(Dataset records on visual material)
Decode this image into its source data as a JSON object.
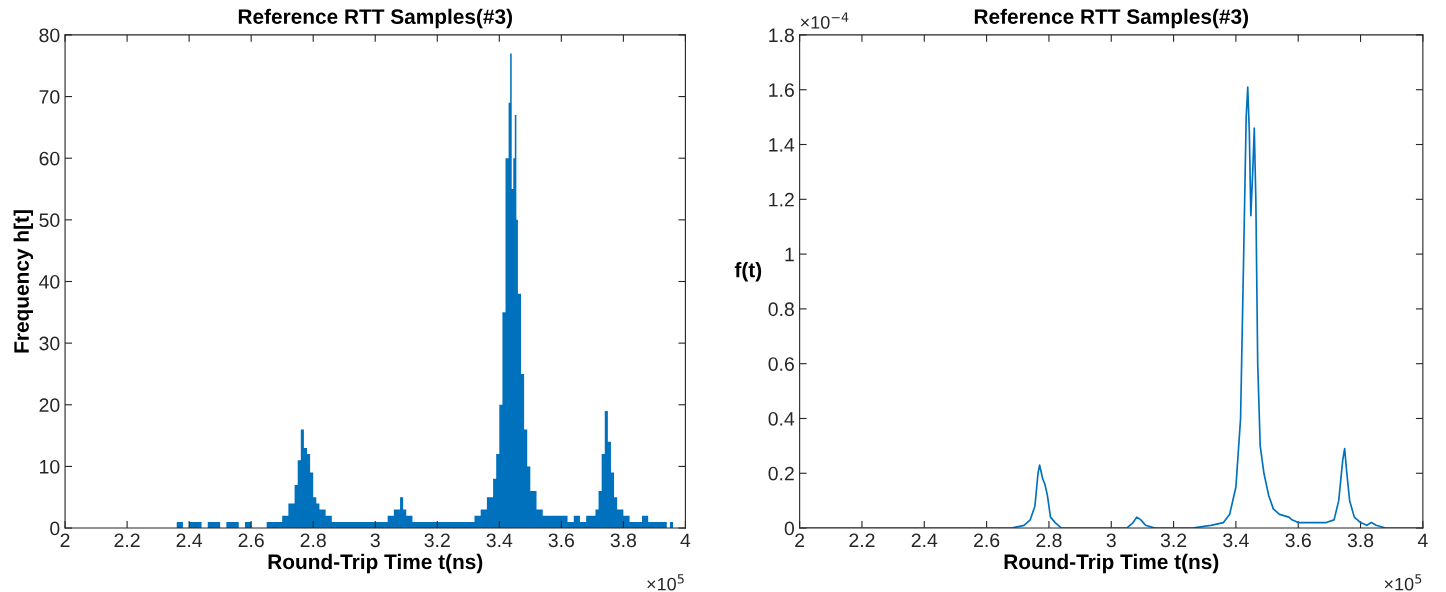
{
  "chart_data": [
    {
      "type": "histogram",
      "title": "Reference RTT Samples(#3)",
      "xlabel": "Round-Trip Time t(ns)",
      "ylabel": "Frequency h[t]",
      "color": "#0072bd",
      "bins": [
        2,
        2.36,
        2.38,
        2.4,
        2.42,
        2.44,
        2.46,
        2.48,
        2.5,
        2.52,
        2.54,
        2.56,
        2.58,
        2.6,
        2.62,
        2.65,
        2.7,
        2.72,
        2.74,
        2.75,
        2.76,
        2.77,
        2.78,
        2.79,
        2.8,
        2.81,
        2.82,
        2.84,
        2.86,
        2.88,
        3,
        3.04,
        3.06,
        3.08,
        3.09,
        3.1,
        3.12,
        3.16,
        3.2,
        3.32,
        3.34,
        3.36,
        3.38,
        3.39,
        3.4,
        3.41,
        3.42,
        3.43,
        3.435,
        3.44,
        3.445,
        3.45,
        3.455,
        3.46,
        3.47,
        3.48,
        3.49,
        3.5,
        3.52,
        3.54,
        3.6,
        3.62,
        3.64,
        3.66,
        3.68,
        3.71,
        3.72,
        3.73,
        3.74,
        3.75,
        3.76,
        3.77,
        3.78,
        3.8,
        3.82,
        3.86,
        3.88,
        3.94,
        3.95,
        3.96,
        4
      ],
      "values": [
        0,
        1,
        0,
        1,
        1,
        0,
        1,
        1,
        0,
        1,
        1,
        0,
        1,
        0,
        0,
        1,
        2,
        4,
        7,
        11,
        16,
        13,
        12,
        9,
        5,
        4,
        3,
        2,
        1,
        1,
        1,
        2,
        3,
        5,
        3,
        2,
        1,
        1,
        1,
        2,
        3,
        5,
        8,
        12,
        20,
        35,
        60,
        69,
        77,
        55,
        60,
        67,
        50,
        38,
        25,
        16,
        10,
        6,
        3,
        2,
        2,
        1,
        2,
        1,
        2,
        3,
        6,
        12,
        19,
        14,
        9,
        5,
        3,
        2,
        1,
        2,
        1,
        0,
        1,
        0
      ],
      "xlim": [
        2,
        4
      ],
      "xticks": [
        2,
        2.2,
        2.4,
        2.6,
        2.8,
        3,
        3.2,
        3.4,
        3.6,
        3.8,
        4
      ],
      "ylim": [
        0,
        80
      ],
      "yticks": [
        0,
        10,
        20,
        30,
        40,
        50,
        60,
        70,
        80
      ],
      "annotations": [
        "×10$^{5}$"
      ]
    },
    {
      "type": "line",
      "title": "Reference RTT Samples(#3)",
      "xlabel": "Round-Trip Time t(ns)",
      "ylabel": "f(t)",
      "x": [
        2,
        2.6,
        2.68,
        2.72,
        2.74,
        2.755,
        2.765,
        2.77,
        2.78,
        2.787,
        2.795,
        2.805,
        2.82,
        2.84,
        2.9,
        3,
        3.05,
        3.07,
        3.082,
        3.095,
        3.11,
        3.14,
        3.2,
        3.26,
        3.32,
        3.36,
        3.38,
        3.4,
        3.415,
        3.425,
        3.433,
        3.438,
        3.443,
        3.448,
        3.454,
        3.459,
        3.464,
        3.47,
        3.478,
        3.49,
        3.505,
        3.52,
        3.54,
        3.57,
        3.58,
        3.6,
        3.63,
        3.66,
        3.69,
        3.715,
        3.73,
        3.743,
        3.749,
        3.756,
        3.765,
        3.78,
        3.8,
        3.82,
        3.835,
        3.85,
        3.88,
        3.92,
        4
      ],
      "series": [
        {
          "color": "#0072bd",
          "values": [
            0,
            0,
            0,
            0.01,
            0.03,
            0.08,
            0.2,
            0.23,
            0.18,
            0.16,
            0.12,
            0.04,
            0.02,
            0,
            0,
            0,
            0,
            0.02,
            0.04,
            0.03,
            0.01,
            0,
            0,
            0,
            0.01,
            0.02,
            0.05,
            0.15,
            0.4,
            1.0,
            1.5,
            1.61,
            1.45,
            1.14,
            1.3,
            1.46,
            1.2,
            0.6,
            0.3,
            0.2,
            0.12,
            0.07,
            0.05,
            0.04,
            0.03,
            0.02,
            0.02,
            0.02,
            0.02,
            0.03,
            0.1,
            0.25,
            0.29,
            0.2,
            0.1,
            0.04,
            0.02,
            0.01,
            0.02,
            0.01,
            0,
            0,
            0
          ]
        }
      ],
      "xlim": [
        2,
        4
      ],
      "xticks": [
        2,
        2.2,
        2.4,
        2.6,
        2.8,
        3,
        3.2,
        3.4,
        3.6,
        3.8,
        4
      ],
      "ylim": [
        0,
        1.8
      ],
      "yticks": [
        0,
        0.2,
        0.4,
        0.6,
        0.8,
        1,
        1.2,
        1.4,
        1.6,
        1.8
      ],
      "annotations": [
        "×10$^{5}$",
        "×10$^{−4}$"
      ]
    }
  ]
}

> WHAT TO PRODUCE
Every entry must be transcribed exactly. Pictures do not belong in the copy.

> TASK OUTPUT
Decode this image into its source data as a JSON object.
{
  "chart_data": [
    {
      "type": "histogram",
      "title": "Reference RTT Samples(#3)",
      "xlabel": "Round-Trip Time t(ns)",
      "ylabel": "Frequency h[t]",
      "color": "#0072bd",
      "bins": [
        2,
        2.36,
        2.38,
        2.4,
        2.42,
        2.44,
        2.46,
        2.48,
        2.5,
        2.52,
        2.54,
        2.56,
        2.58,
        2.6,
        2.62,
        2.65,
        2.7,
        2.72,
        2.74,
        2.75,
        2.76,
        2.77,
        2.78,
        2.79,
        2.8,
        2.81,
        2.82,
        2.84,
        2.86,
        2.88,
        3,
        3.04,
        3.06,
        3.08,
        3.09,
        3.1,
        3.12,
        3.16,
        3.2,
        3.32,
        3.34,
        3.36,
        3.38,
        3.39,
        3.4,
        3.41,
        3.42,
        3.43,
        3.435,
        3.44,
        3.445,
        3.45,
        3.455,
        3.46,
        3.47,
        3.48,
        3.49,
        3.5,
        3.52,
        3.54,
        3.6,
        3.62,
        3.64,
        3.66,
        3.68,
        3.71,
        3.72,
        3.73,
        3.74,
        3.75,
        3.76,
        3.77,
        3.78,
        3.8,
        3.82,
        3.86,
        3.88,
        3.94,
        3.95,
        3.96,
        4
      ],
      "values": [
        0,
        1,
        0,
        1,
        1,
        0,
        1,
        1,
        0,
        1,
        1,
        0,
        1,
        0,
        0,
        1,
        2,
        4,
        7,
        11,
        16,
        13,
        12,
        9,
        5,
        4,
        3,
        2,
        1,
        1,
        1,
        2,
        3,
        5,
        3,
        2,
        1,
        1,
        1,
        2,
        3,
        5,
        8,
        12,
        20,
        35,
        60,
        69,
        77,
        55,
        60,
        67,
        50,
        38,
        25,
        16,
        10,
        6,
        3,
        2,
        2,
        1,
        2,
        1,
        2,
        3,
        6,
        12,
        19,
        14,
        9,
        5,
        3,
        2,
        1,
        2,
        1,
        0,
        1,
        0
      ],
      "xlim": [
        2,
        4
      ],
      "xticks": [
        2,
        2.2,
        2.4,
        2.6,
        2.8,
        3,
        3.2,
        3.4,
        3.6,
        3.8,
        4
      ],
      "ylim": [
        0,
        80
      ],
      "yticks": [
        0,
        10,
        20,
        30,
        40,
        50,
        60,
        70,
        80
      ],
      "annotations": [
        "×10$^{5}$"
      ]
    },
    {
      "type": "line",
      "title": "Reference RTT Samples(#3)",
      "xlabel": "Round-Trip Time t(ns)",
      "ylabel": "f(t)",
      "x": [
        2,
        2.6,
        2.68,
        2.72,
        2.74,
        2.755,
        2.765,
        2.77,
        2.78,
        2.787,
        2.795,
        2.805,
        2.82,
        2.84,
        2.9,
        3,
        3.05,
        3.07,
        3.082,
        3.095,
        3.11,
        3.14,
        3.2,
        3.26,
        3.32,
        3.36,
        3.38,
        3.4,
        3.415,
        3.425,
        3.433,
        3.438,
        3.443,
        3.448,
        3.454,
        3.459,
        3.464,
        3.47,
        3.478,
        3.49,
        3.505,
        3.52,
        3.54,
        3.57,
        3.58,
        3.6,
        3.63,
        3.66,
        3.69,
        3.715,
        3.73,
        3.743,
        3.749,
        3.756,
        3.765,
        3.78,
        3.8,
        3.82,
        3.835,
        3.85,
        3.88,
        3.92,
        4
      ],
      "series": [
        {
          "color": "#0072bd",
          "values": [
            0,
            0,
            0,
            0.01,
            0.03,
            0.08,
            0.2,
            0.23,
            0.18,
            0.16,
            0.12,
            0.04,
            0.02,
            0,
            0,
            0,
            0,
            0.02,
            0.04,
            0.03,
            0.01,
            0,
            0,
            0,
            0.01,
            0.02,
            0.05,
            0.15,
            0.4,
            1.0,
            1.5,
            1.61,
            1.45,
            1.14,
            1.3,
            1.46,
            1.2,
            0.6,
            0.3,
            0.2,
            0.12,
            0.07,
            0.05,
            0.04,
            0.03,
            0.02,
            0.02,
            0.02,
            0.02,
            0.03,
            0.1,
            0.25,
            0.29,
            0.2,
            0.1,
            0.04,
            0.02,
            0.01,
            0.02,
            0.01,
            0,
            0,
            0
          ]
        }
      ],
      "xlim": [
        2,
        4
      ],
      "xticks": [
        2,
        2.2,
        2.4,
        2.6,
        2.8,
        3,
        3.2,
        3.4,
        3.6,
        3.8,
        4
      ],
      "ylim": [
        0,
        1.8
      ],
      "yticks": [
        0,
        0.2,
        0.4,
        0.6,
        0.8,
        1,
        1.2,
        1.4,
        1.6,
        1.8
      ],
      "annotations": [
        "×10$^{5}$",
        "×10$^{−4}$"
      ]
    }
  ]
}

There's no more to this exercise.